* [Quoted text]:
########

Procedural Textures with Hash Functions

Summary

Procedural Textures with Hash Functions and Hash Playground I'm the sort of person who gets very excited when simple rules create complex behaviour. The other day, I needed a simple hash function that maps $(x, y)$ coordinates to a colour, and found a straightforward equation that ended up being astoundingly rich. Hence this post; to talk about and play with this function. TL;DR: The boolean predicate $(c_x \, x + c_y \, y + c_{xy} \, x \, y + c_{x^2} \, x^2 + c_{y^2} \, y^2)$ $\mathrm{mod} \, m < \tau \, m$, is richly varied and beautiful. For example, varying $c_{xy}$ with the other parameters fixed: For the rest of this post, we'll try to unpick the function. If you'd prefer to play with it yourself, check out the hash playground. The idea I was trying to make a game that obeyed a 2-bit colour palette. With a strict interpretation of the rules, this means no interpolation or antialiasing — the pixels onscreen should only be one of 4 colours. So I needed textures that could align perfectly to the screen. The not-at-all novel solution: Hash the (x, y) screen-space pixel coordinate, and use it to choose a colour. It turns out that this works fine, as long as the camera and viewports are fixed, and this very simple hash function is remarkably varied and interesting: $$(c_x \, x + c_y \, y + c_{xy} \, x \, y + c_{x^2} \, x^2 + c_{y^2} \, y^2) \,\mathrm{mod} \, m < \tau \, m$$ In Python, for example: c_x, c_y, c_xy, c_xx, c_yy = 1, 1, 0, 1, 1 m, t, w, h = 64, 0.5, 128, 128 x = np.arange(w)[:, None] y = np.arange(h)[None, :] h = (c_x*x + c_y*y + c_xy*x*y + c_xx*x**2 + c_yy*y**2) % m < t*m display(PIL.Image.fromarray(h)) A little understanding Let's try to build up the maths to understand some of the structure behind these patterns. We'll call the expression between $()$ the body. Note that everything in this section uses a canvas width of $128$, divisor $m\!=\!64$ and threshold $\tau\!=\!0.5$. What if our body is just $(x)$? The hash won't depend on $y$ and should be $\...

########

* [Material provided]:
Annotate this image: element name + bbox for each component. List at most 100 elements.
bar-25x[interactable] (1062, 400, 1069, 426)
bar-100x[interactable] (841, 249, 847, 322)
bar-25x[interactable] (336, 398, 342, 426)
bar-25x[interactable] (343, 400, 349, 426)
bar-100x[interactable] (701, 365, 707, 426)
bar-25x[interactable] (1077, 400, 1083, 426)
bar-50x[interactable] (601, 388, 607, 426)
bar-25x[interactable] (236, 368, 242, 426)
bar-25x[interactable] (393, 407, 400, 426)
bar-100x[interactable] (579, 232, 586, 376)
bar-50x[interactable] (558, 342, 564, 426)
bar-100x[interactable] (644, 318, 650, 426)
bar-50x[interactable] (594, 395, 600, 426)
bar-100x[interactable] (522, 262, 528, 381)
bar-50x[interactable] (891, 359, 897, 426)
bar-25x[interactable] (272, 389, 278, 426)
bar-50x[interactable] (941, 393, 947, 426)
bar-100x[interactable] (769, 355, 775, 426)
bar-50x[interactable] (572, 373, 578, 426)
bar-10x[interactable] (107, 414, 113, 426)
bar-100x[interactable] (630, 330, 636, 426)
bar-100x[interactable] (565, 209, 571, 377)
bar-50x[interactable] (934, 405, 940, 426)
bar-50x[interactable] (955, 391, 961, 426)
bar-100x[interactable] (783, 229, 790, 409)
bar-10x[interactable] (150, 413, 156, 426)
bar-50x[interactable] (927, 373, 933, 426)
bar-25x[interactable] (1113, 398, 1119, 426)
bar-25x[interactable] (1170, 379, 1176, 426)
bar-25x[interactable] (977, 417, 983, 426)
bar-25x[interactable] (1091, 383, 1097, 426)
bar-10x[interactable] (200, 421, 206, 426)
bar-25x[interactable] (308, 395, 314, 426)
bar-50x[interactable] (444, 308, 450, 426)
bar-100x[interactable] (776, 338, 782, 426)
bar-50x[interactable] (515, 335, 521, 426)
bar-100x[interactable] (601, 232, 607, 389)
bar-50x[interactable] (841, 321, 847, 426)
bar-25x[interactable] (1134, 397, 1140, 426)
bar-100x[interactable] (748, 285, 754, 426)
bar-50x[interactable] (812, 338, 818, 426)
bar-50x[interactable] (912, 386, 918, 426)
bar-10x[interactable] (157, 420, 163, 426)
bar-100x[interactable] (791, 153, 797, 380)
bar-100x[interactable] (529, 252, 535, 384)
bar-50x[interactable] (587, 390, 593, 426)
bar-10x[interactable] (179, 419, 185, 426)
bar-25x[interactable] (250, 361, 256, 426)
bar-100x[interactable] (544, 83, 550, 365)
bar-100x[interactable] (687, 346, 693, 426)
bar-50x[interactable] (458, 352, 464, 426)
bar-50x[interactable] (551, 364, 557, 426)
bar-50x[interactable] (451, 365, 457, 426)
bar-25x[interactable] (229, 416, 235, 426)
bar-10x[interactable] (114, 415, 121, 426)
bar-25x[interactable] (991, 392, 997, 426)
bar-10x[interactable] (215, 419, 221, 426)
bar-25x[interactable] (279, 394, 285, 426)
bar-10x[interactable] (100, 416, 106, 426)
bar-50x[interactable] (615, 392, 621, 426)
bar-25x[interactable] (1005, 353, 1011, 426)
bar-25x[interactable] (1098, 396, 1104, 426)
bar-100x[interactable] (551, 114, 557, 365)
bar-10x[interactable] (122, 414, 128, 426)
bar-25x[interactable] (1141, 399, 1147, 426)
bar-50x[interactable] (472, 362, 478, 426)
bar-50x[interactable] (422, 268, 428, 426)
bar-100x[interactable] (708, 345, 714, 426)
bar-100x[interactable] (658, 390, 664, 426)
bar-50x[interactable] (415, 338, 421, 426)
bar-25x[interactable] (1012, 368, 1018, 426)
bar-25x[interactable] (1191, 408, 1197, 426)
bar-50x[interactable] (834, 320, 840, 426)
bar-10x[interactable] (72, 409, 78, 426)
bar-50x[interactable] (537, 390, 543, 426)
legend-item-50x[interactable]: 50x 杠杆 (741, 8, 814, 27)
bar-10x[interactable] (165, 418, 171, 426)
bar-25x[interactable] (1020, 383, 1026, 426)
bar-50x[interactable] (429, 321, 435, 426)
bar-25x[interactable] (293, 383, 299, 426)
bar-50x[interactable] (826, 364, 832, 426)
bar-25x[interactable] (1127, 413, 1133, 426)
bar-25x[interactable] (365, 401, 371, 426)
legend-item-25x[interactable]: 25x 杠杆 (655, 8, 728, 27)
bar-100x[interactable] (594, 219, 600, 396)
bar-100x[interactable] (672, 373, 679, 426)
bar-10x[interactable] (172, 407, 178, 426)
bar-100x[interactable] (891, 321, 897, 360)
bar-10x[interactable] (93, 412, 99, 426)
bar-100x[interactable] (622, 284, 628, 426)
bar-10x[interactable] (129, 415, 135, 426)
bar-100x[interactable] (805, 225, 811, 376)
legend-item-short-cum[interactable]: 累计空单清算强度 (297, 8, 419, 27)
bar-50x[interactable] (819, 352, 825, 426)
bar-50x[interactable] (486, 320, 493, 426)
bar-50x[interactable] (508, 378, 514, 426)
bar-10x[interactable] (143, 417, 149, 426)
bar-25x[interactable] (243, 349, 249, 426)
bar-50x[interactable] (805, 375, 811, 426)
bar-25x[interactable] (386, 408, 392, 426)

########

Answer these about the post on procedural textures with hash functions:
1. How many colors could the pixels onscreen be in the game the writer was trying to make?
2. What name does the post give to the expression between the parentheses?
3. What value of the divisor m does the section "A little understanding" use?
The lines have no part in this.

* [Output below]:
1. Four.
2. The body.
3. 64.